** WHAT TO WORK ON **
Using the material below, work out how many lines contain the word "碳酸锂探底之路未止". Reply with the number and nothing more.

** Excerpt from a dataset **
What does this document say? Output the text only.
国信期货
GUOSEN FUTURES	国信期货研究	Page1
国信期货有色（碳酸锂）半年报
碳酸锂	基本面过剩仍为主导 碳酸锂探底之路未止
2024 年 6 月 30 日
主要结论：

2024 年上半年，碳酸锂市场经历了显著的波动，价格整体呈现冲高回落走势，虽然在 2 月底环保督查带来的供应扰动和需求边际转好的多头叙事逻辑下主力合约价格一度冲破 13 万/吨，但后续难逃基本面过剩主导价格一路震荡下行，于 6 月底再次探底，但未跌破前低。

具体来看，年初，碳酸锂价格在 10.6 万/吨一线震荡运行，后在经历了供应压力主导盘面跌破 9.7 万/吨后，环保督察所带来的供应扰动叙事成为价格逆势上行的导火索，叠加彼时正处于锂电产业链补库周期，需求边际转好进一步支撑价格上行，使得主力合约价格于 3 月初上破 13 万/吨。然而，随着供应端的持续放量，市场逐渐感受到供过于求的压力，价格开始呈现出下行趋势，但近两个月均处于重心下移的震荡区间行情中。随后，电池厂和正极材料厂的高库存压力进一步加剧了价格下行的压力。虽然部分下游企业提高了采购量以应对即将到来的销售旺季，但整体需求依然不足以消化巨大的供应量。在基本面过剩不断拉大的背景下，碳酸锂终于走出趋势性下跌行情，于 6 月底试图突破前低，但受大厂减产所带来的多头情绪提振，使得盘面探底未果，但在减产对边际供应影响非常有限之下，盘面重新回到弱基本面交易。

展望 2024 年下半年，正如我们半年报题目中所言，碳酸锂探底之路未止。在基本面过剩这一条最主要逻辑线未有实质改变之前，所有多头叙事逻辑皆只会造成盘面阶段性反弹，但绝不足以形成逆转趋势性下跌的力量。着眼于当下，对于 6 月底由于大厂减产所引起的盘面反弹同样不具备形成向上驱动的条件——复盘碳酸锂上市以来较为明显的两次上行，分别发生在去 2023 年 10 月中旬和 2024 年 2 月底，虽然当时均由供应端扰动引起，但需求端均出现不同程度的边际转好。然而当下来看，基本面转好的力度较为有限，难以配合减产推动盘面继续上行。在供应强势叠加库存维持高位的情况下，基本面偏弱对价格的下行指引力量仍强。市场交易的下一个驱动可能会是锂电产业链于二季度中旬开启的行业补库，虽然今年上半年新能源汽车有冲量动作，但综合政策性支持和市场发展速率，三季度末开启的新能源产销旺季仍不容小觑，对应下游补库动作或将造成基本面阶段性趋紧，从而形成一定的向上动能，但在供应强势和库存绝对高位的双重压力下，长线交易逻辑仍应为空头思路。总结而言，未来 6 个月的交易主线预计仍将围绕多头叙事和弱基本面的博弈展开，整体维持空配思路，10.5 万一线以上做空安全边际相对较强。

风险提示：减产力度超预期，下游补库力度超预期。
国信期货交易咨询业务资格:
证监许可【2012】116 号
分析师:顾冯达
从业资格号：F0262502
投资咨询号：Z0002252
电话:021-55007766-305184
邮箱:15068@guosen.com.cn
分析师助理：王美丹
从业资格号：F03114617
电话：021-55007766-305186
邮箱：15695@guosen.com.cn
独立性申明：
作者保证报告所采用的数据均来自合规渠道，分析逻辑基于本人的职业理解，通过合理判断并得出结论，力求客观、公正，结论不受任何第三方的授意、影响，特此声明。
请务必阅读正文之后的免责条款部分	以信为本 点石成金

** RESULT FOR THIS EXERCISE **
2